▶ Aim of the task: Transcribe the rows below without any change. Begin with the line that contains "data-label: 64 — [246, 188, 262, 203]" and continue through the line that contains "bar — [426, 248, 487, 458]".

## Begin Information shown

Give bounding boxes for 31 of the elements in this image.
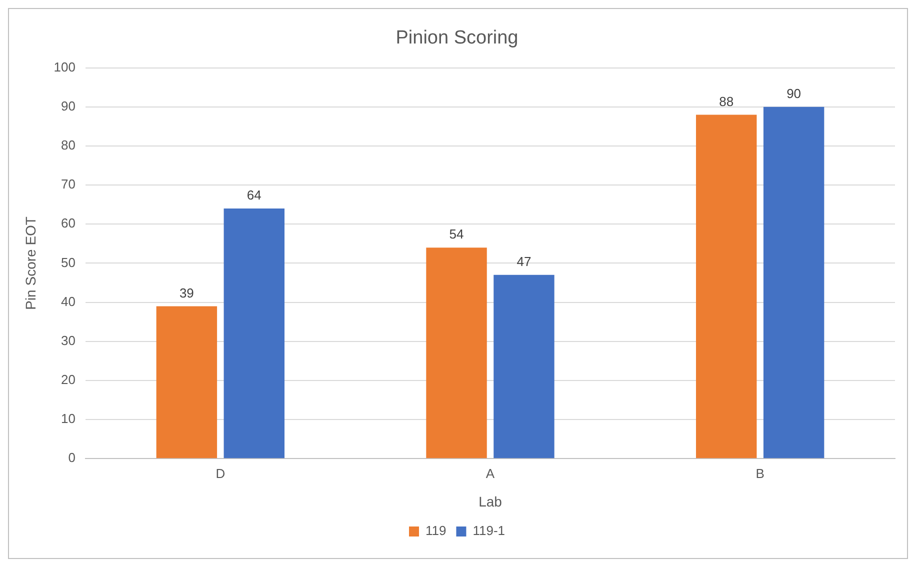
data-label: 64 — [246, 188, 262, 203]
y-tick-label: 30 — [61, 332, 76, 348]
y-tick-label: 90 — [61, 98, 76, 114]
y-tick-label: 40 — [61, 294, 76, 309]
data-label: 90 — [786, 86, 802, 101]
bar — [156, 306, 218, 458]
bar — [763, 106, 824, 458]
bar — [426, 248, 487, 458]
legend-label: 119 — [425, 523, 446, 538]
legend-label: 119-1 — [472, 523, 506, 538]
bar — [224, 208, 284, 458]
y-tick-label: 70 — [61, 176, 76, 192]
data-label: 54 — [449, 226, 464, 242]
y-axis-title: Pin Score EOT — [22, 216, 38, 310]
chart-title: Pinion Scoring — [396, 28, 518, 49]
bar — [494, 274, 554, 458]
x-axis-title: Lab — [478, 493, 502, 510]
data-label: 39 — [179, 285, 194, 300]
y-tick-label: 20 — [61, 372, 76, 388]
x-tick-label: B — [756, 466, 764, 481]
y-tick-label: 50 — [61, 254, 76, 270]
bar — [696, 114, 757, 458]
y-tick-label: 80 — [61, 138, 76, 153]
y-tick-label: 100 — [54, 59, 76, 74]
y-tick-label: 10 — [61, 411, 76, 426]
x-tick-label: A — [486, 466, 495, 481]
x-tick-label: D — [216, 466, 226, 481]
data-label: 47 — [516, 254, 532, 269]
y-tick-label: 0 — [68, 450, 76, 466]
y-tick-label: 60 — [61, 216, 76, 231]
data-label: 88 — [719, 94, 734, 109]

## End Information shown
## Begin Information shown

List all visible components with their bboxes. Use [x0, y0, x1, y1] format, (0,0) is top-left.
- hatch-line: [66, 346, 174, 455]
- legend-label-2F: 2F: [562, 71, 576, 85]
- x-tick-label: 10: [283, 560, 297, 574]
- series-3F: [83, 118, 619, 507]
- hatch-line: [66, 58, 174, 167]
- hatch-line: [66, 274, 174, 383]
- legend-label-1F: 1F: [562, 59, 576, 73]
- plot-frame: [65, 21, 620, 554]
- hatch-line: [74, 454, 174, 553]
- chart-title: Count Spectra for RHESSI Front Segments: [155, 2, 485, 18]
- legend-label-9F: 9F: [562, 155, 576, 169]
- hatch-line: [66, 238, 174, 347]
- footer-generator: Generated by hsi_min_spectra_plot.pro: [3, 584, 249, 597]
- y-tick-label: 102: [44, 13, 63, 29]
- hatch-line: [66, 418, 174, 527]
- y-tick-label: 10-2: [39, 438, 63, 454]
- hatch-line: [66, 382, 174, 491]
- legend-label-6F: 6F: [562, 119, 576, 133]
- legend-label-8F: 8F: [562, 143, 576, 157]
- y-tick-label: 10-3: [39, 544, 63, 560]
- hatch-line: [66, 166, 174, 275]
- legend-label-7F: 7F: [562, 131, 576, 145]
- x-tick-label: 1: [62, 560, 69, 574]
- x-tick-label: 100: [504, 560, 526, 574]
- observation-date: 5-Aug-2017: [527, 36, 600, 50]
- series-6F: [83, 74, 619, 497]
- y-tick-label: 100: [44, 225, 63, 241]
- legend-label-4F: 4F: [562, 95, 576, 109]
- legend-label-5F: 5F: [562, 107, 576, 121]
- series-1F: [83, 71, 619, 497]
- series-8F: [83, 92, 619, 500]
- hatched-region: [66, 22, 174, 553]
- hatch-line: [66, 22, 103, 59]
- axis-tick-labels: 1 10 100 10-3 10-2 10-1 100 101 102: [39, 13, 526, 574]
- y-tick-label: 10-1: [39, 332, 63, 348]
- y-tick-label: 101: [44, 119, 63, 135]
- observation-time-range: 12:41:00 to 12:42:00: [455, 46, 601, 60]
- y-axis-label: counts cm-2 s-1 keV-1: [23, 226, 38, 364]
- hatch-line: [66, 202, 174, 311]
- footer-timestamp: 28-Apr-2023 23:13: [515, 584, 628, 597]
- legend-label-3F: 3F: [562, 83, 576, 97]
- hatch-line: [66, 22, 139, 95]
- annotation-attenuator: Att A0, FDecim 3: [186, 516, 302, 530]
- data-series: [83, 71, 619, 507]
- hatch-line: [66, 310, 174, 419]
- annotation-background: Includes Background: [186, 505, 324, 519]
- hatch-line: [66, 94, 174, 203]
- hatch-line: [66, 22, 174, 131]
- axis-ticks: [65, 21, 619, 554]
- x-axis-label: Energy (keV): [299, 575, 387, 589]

## End Information shown

▶ Answer:
data-label: 64 — [246, 188, 262, 203]
y-tick-label: 30 — [61, 332, 76, 348]
y-tick-label: 90 — [61, 98, 76, 114]
y-tick-label: 40 — [61, 294, 76, 309]
data-label: 90 — [786, 86, 802, 101]
bar — [156, 306, 218, 458]
bar — [763, 106, 824, 458]
bar — [426, 248, 487, 458]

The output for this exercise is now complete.